▶ **Fragmento**
Sin embargo, los groenlandeses parecen pensar distinto. Recientes elecciones han dado la victoria al partido Demokraatit, partido que se ha pronunciado a favor de la independencia, pero que también ha sido crítico con las intenciones de Trump. Su líder, Jens-Frederik Nielsen, ha sido contundente: “No queremos ser estadounidenses. Queremos ser groenlandeses”. Groenlandia no está a la venta.
Una encuesta reciente reveló que solo 6% de los habitantes de la isla querría formar parte de Estados Unidos. Este rechazo abrumador debería ser suficiente para disuadir cualquier intento de anexión, pero en el universo trumpiano, la voluntad popular parece ser un concepto anticuado.
El tiempo dirá si las ambiciones de Trump sobre Groenlandia son meras bravuconadas o el preludio de una política exterior aún más agresiva y unilateral. Lo que es innegable es que, en la mente del presidente, el mundo sigue siendo un gran negocio inmobiliario, y Groenlandia, podría ser su próxima gran adquisición.

▶ **Material proporcionado**
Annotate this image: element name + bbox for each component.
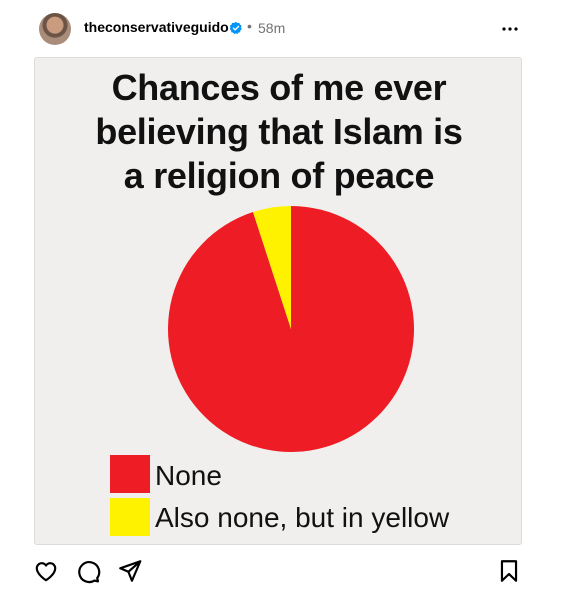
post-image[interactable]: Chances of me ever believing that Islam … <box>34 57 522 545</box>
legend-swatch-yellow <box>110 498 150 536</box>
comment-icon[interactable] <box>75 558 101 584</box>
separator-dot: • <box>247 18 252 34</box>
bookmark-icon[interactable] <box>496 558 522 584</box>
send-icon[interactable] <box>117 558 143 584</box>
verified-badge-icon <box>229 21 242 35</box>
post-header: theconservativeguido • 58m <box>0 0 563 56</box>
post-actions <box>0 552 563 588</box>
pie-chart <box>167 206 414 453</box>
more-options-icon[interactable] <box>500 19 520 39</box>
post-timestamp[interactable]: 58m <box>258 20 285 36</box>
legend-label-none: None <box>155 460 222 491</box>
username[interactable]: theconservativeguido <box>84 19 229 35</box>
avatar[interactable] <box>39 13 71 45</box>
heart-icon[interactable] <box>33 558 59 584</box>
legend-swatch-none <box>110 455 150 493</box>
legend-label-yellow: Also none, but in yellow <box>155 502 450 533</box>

▶ **Problema**
Según el fragmento sobre Groenlandia, ¿qué porcentaje de los habitantes de la isla querría formar parte de Estados Unidos? Los ítems no guardan relación con el fragmento.

▶ **Respuesta**
Solo el 6%.